Go through the listing and write out all of it exactly.

(Records from a dataset)
▼▼▼
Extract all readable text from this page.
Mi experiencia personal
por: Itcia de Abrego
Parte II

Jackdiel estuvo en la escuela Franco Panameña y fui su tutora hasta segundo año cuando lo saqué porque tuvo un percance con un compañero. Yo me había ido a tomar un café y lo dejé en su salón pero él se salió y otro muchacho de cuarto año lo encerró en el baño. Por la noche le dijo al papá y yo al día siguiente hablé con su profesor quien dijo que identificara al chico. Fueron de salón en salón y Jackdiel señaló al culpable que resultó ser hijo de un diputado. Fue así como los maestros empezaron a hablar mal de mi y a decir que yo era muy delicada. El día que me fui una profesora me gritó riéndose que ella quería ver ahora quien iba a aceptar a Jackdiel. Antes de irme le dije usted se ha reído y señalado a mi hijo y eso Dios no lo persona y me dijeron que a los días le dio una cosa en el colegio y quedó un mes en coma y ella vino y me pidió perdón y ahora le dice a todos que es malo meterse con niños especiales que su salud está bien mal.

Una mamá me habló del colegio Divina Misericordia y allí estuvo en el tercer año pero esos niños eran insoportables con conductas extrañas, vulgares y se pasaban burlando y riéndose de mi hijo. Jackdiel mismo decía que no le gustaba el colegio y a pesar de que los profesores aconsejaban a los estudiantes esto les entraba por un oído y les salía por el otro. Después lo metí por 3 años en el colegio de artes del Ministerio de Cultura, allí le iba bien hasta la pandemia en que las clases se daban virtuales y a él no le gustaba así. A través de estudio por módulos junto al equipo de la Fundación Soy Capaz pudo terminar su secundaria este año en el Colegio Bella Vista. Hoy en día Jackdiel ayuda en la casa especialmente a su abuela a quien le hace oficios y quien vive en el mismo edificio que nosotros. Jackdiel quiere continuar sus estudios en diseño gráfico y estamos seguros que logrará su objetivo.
▲▲▲
**EXERCISE SOLUTION**
Extract all readable text from this page.
Mi experiencia personal
por: Itcia de Abrego
Parte II

Jackdiel estuvo en la escuela Franco Panameña y fui su tutora hasta segundo año cuando lo saqué porque tuvo un percance con un compañero. Yo me había ido a tomar un café y lo dejé en su salón pero él se salió y otro muchacho de cuarto año lo encerró en el baño. Por la noche le dijo al papá y yo al día siguiente hablé con su profesor quien dijo que identificara al chico. Fueron de salón en salón y Jackdiel señaló al culpable que resultó ser hijo de un diputado. Fue así como los maestros empezaron a hablar mal de mi y a decir que yo era muy delicada. El día que me fui una profesora me gritó riéndose que ella quería ver ahora quien iba a aceptar a Jackdiel. Antes de irme le dije usted se ha reído y señalado a mi hijo y eso Dios no lo persona y me dijeron que a los días le dio una cosa en el colegio y quedó un mes en coma y ella vino y me pidió perdón y ahora le dice a todos que es malo meterse con niños especiales que su salud está bien mal.

Una mamá me habló del colegio Divina Misericordia y allí estuvo en el tercer año pero esos niños eran insoportables con conductas extrañas, vulgares y se pasaban burlando y riéndose de mi hijo. Jackdiel mismo decía que no le gustaba el colegio y a pesar de que los profesores aconsejaban a los estudiantes esto les entraba por un oído y les salía por el otro. Después lo metí por 3 años en el colegio de artes del Ministerio de Cultura, allí le iba bien hasta la pandemia en que las clases se daban virtuales y a él no le gustaba así. A través de estudio por módulos junto al equipo de la Fundación Soy Capaz pudo terminar su secundaria este año en el Colegio Bella Vista. Hoy en día Jackdiel ayuda en la casa especialmente a su abuela a quien le hace oficios y quien vive en el mismo edificio que nosotros. Jackdiel quiere continuar sus estudios en diseño gráfico y estamos seguros que logrará su objetivo.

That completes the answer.